WHAT IS REQUIRED ▸
List the lines of this listing that hold the word "小前提是".
-- begin GIVEN RECORDS --
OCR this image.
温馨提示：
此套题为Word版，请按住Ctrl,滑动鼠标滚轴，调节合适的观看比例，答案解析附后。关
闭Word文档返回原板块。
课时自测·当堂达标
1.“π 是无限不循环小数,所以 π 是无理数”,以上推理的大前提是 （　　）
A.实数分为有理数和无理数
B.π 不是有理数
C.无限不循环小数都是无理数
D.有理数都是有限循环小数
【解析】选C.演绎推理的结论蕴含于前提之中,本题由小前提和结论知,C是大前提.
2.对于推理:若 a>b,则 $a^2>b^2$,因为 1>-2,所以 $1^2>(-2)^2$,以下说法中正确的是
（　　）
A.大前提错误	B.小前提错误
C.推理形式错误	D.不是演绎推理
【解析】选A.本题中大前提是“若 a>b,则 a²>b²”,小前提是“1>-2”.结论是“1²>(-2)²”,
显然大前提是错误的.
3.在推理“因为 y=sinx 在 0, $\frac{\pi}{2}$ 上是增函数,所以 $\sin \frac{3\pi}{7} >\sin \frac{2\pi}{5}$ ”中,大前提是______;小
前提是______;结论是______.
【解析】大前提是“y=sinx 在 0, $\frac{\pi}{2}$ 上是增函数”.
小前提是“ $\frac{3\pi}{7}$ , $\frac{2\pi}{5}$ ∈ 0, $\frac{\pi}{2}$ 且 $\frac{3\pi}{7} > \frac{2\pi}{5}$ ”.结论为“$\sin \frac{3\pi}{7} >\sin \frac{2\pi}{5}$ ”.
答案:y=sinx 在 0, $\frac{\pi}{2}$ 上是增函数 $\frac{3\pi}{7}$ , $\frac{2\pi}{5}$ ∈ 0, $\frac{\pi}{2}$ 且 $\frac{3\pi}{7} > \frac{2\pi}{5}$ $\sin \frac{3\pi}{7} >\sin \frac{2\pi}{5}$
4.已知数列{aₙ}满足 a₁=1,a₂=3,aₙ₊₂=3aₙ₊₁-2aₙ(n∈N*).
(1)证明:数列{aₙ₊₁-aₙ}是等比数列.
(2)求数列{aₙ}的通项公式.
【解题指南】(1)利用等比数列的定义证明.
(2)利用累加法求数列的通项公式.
-- end GIVEN RECORDS --
REPLY ▸
【解析】选A.本题中大前提是“若 a>b,则 a²>b²”,小前提是“1>-2”.结论是“1²>(-2)²”,
小前提是“ $\frac{3\pi}{7}$ , $\frac{2\pi}{5}$ ∈ 0, $\frac{\pi}{2}$ 且 $\frac{3\pi}{7} > \frac{2\pi}{5}$ ”.结论为“$\sin \frac{3\pi}{7} >\sin \frac{2\pi}{5}$ ”.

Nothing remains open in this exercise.